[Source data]
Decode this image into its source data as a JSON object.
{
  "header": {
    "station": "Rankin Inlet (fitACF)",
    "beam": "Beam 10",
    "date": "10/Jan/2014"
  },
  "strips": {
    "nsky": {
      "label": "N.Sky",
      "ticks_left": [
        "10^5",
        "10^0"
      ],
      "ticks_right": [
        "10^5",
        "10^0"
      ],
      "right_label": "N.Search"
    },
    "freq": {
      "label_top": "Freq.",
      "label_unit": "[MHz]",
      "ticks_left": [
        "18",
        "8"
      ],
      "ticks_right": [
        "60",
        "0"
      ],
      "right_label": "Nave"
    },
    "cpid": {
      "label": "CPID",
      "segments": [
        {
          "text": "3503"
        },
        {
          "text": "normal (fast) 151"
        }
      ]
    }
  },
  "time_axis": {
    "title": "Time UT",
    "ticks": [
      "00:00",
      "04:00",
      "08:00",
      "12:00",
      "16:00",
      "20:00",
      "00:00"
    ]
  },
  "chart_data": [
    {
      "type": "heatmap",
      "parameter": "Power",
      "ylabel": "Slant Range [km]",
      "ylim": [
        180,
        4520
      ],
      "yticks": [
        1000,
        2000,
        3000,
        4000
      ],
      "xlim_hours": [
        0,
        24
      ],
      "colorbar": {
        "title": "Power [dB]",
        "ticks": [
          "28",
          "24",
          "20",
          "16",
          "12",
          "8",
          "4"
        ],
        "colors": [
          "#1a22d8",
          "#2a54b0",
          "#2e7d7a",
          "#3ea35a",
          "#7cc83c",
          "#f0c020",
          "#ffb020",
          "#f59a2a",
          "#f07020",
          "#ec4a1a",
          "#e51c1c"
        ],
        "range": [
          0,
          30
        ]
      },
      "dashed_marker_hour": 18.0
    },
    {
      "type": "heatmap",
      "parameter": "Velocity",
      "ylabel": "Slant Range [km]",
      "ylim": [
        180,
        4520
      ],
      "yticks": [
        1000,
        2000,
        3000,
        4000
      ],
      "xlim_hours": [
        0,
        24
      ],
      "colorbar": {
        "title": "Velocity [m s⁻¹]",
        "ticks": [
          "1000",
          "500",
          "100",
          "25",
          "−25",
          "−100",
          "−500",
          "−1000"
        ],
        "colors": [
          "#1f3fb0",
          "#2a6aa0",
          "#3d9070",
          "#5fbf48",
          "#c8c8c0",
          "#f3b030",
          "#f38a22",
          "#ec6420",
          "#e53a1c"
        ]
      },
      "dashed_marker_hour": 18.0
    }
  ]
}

**Short task**:
Show each line holding the word "title".

**Completed task**:
    "title": "Time UT",
        "title": "Power [dB]",
        "title": "Velocity [m s⁻¹]",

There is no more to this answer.